* [WHAT THE EXERCISE ASKS] Omit all images, then return the remaining material exactly as it stands.

* [EXTRACTED MATERIAL]
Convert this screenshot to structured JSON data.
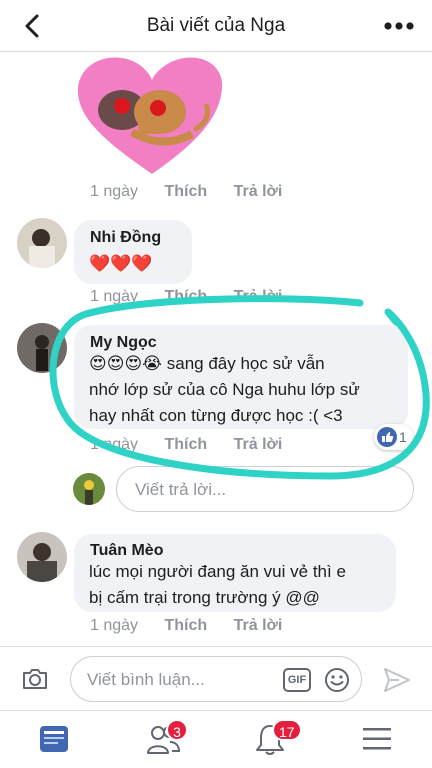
{
  "header": {
    "title": "Bài viết của Nga"
  },
  "sticker_comment": {
    "time": "1 ngày",
    "like": "Thích",
    "reply": "Trả lời"
  },
  "comments": [
    {
      "name": "Nhi Đồng",
      "text": "❤️❤️❤️",
      "time": "1 ngày",
      "like": "Thích",
      "reply": "Trả lời"
    },
    {
      "name": "My Ngọc",
      "line1": "😍😍😍😭 sang đây học sử vẫn",
      "line2": "nhớ lớp sử của cô Nga huhu lớp sử",
      "line3": "hay nhất con từng được học :( <3",
      "time": "1 ngày",
      "like": "Thích",
      "reply": "Trả lời",
      "reaction_count": "1"
    },
    {
      "name": "Tuân Mèo",
      "line1": "lúc mọi người đang ăn vui vẻ thì e",
      "line2": "bị cấm trại trong trường ý @@",
      "time": "1 ngày",
      "like": "Thích",
      "reply": "Trả lời"
    }
  ],
  "reply_input": {
    "placeholder": "Viết trả lời..."
  },
  "composer": {
    "placeholder": "Viết bình luận...",
    "gif_label": "GIF"
  },
  "tabbar": {
    "friend_badge": "3",
    "notif_badge": "17"
  },
  "colors": {
    "accent": "#4267b2",
    "highlight": "#2fd3c6",
    "badge": "#e41e3f"
  }
}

* [SOLUTION FOR THIS EXERCISE]
Convert this screenshot to structured JSON data.
{
  "header": {
    "title": "Bài viết của Nga"
  },
  "sticker_comment": {
    "time": "1 ngày",
    "like": "Thích",
    "reply": "Trả lời"
  },
  "comments": [
    {
      "name": "Nhi Đồng",
      "text": "❤️❤️❤️",
      "time": "1 ngày",
      "like": "Thích",
      "reply": "Trả lời"
    },
    {
      "name": "My Ngọc",
      "line1": "😍😍😍😭 sang đây học sử vẫn",
      "line2": "nhớ lớp sử của cô Nga huhu lớp sử",
      "line3": "hay nhất con từng được học :( <3",
      "time": "1 ngày",
      "like": "Thích",
      "reply": "Trả lời",
      "reaction_count": "1"
    },
    {
      "name": "Tuân Mèo",
      "line1": "lúc mọi người đang ăn vui vẻ thì e",
      "line2": "bị cấm trại trong trường ý @@",
      "time": "1 ngày",
      "like": "Thích",
      "reply": "Trả lời"
    }
  ],
  "reply_input": {
    "placeholder": "Viết trả lời..."
  },
  "composer": {
    "placeholder": "Viết bình luận...",
    "gif_label": "GIF"
  },
  "tabbar": {
    "friend_badge": "3",
    "notif_badge": "17"
  },
  "colors": {
    "accent": "#4267b2",
    "highlight": "#2fd3c6",
    "badge": "#e41e3f"
  }
}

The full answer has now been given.